>> BEGIN

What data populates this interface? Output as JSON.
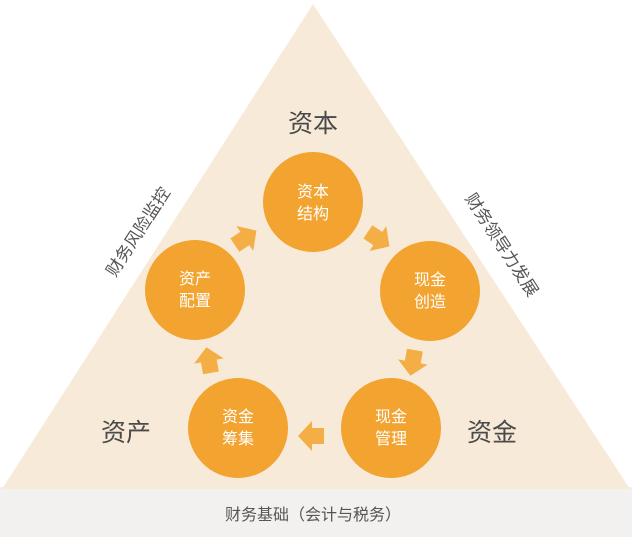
{
  "corners": {
    "top": "资本",
    "left": "资产",
    "right": "资金"
  },
  "sides": {
    "left": "财务风险监控",
    "right": "财务领导力发展",
    "bottom": "财务基础（会计与税务）"
  },
  "nodes": [
    {
      "id": "capital-structure",
      "line1": "资本",
      "line2": "结构"
    },
    {
      "id": "cash-creation",
      "line1": "现金",
      "line2": "创造"
    },
    {
      "id": "cash-management",
      "line1": "现金",
      "line2": "管理"
    },
    {
      "id": "fund-raising",
      "line1": "资金",
      "line2": "筹集"
    },
    {
      "id": "asset-allocation",
      "line1": "资产",
      "line2": "配置"
    }
  ],
  "colors": {
    "triangle": "#f8ead8",
    "base_band": "#f3f1ef",
    "circle": "#f2a330",
    "arrow": "#f3ae45",
    "corner_text": "#4a4a4a",
    "side_text": "#555555",
    "node_text": "#ffffff"
  }
}
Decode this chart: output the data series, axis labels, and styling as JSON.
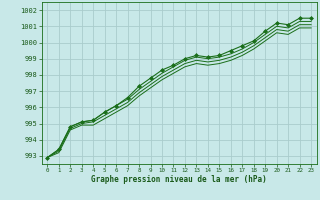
{
  "background_color": "#c8e8e8",
  "grid_color": "#aacccc",
  "line_color": "#1a6e1a",
  "marker_color": "#1a6e1a",
  "text_color": "#1a5a1a",
  "xlabel": "Graphe pression niveau de la mer (hPa)",
  "xlim": [
    -0.5,
    23.5
  ],
  "ylim": [
    992.5,
    1002.5
  ],
  "yticks": [
    993,
    994,
    995,
    996,
    997,
    998,
    999,
    1000,
    1001,
    1002
  ],
  "xticks": [
    0,
    1,
    2,
    3,
    4,
    5,
    6,
    7,
    8,
    9,
    10,
    11,
    12,
    13,
    14,
    15,
    16,
    17,
    18,
    19,
    20,
    21,
    22,
    23
  ],
  "series": [
    [
      992.9,
      993.4,
      994.8,
      995.1,
      995.2,
      995.7,
      996.1,
      996.6,
      997.3,
      997.8,
      998.3,
      998.6,
      999.0,
      999.2,
      999.1,
      999.2,
      999.5,
      999.8,
      1000.1,
      1000.7,
      1001.2,
      1001.1,
      1001.5,
      1001.5
    ],
    [
      992.9,
      993.4,
      994.8,
      995.1,
      995.2,
      995.7,
      996.1,
      996.5,
      997.1,
      997.6,
      998.1,
      998.5,
      998.9,
      999.1,
      999.0,
      999.1,
      999.3,
      999.6,
      1000.0,
      1000.5,
      1001.0,
      1000.9,
      1001.3,
      1001.3
    ],
    [
      992.9,
      993.3,
      994.7,
      995.0,
      995.1,
      995.5,
      995.9,
      996.3,
      996.9,
      997.4,
      997.9,
      998.3,
      998.7,
      998.9,
      998.8,
      998.9,
      999.1,
      999.4,
      999.8,
      1000.3,
      1000.8,
      1000.7,
      1001.1,
      1001.1
    ],
    [
      992.9,
      993.2,
      994.6,
      994.9,
      994.9,
      995.3,
      995.7,
      996.1,
      996.7,
      997.2,
      997.7,
      998.1,
      998.5,
      998.7,
      998.6,
      998.7,
      998.9,
      999.2,
      999.6,
      1000.1,
      1000.6,
      1000.5,
      1000.9,
      1000.9
    ]
  ],
  "marker_series": 0,
  "figsize": [
    3.2,
    2.0
  ],
  "dpi": 100
}
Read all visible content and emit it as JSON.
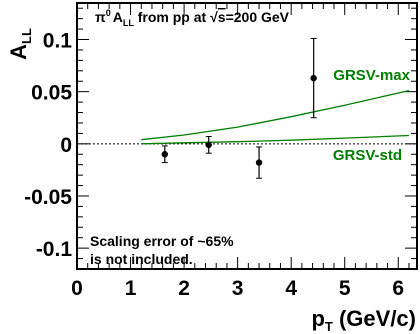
{
  "chart_data": {
    "type": "scatter",
    "title": {
      "prefix": "π",
      "prefix_sup": "0",
      "a": "A",
      "a_sub": "LL",
      "middle": " from pp at ",
      "root": "√",
      "s": "s",
      "suffix": "=200 GeV"
    },
    "ylabel": {
      "main": "A",
      "sub": "LL"
    },
    "xlabel": {
      "main": "p",
      "sub": "T",
      "unit": " (GeV/c)"
    },
    "xlim": [
      0,
      6.35
    ],
    "ylim": [
      -0.12,
      0.135
    ],
    "x_ticks": [
      0,
      1,
      2,
      3,
      4,
      5,
      6
    ],
    "y_ticks": [
      -0.1,
      -0.05,
      0,
      0.05,
      0.1
    ],
    "x_tick_labels": [
      "0",
      "1",
      "2",
      "3",
      "4",
      "5",
      "6"
    ],
    "y_tick_labels": [
      "-0.1",
      "-0.05",
      "0",
      "0.05",
      "0.1"
    ],
    "zero_line": {
      "style": "dotted"
    },
    "series": [
      {
        "marker": "circle",
        "color": "#000000",
        "x": [
          1.64,
          2.46,
          3.4,
          4.42
        ],
        "y": [
          -0.01,
          -0.001,
          -0.018,
          0.063
        ],
        "yerr": [
          0.008,
          0.008,
          0.015,
          0.038
        ]
      }
    ],
    "curves": [
      {
        "name": "GRSV-max",
        "color": "#008000",
        "x": [
          1.2,
          2.0,
          3.0,
          4.0,
          5.0,
          6.2
        ],
        "y": [
          0.004,
          0.0085,
          0.016,
          0.026,
          0.037,
          0.051
        ]
      },
      {
        "name": "GRSV-std",
        "color": "#008000",
        "x": [
          1.2,
          2.0,
          3.0,
          4.0,
          5.0,
          6.2
        ],
        "y": [
          0.0,
          0.001,
          0.002,
          0.0035,
          0.0055,
          0.008
        ]
      }
    ],
    "annotation": [
      "Scaling error of ~65%",
      "is not included."
    ]
  }
}
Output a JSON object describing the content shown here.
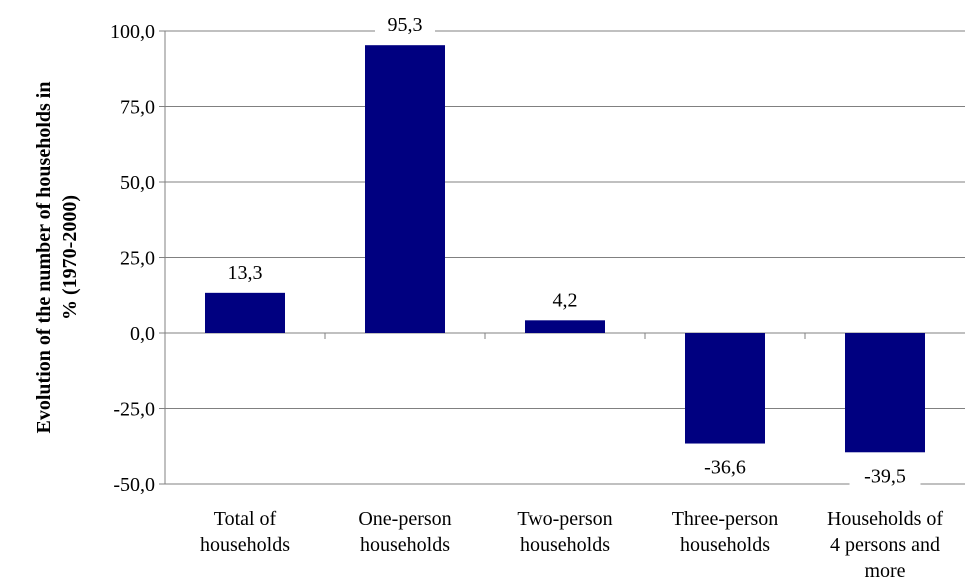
{
  "chart_data": {
    "type": "bar",
    "categories": [
      [
        "Total of",
        "households"
      ],
      [
        "One-person",
        "households"
      ],
      [
        "Two-person",
        "households"
      ],
      [
        "Three-person",
        "households"
      ],
      [
        "Households of",
        "4 persons and",
        "more"
      ]
    ],
    "values": [
      13.3,
      95.3,
      4.2,
      -36.6,
      -39.5
    ],
    "data_labels": [
      "13,3",
      "95,3",
      "4,2",
      "-36,6",
      "-39,5"
    ],
    "ylabel": [
      "Evolution of the number of households in",
      "%  (1970-2000)"
    ],
    "ylim": [
      -50,
      100
    ],
    "y_ticks": [
      -50,
      -25,
      0,
      25,
      50,
      75,
      100
    ],
    "y_tick_labels": [
      "-50,0",
      "-25,0",
      "0,0",
      "25,0",
      "50,0",
      "75,0",
      "100,0"
    ],
    "bar_color": "#000080",
    "gridlines": true,
    "legend": "none"
  }
}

>> END

Required task:
Every line from the one containing "Output a JSON" through the last line of the data is to be retyped exactly, with nothing added and no pictures included.

Final result:
Output a JSON object describing the content shown here.
{
  "chart_data": {
    "type": "bar",
    "categories": [
      [
        "Total of",
        "households"
      ],
      [
        "One-person",
        "households"
      ],
      [
        "Two-person",
        "households"
      ],
      [
        "Three-person",
        "households"
      ],
      [
        "Households of",
        "4 persons and",
        "more"
      ]
    ],
    "values": [
      13.3,
      95.3,
      4.2,
      -36.6,
      -39.5
    ],
    "data_labels": [
      "13,3",
      "95,3",
      "4,2",
      "-36,6",
      "-39,5"
    ],
    "ylabel": [
      "Evolution of the number of households in",
      "%  (1970-2000)"
    ],
    "ylim": [
      -50,
      100
    ],
    "y_ticks": [
      -50,
      -25,
      0,
      25,
      50,
      75,
      100
    ],
    "y_tick_labels": [
      "-50,0",
      "-25,0",
      "0,0",
      "25,0",
      "50,0",
      "75,0",
      "100,0"
    ],
    "bar_color": "#000080",
    "gridlines": true,
    "legend": "none"
  }
}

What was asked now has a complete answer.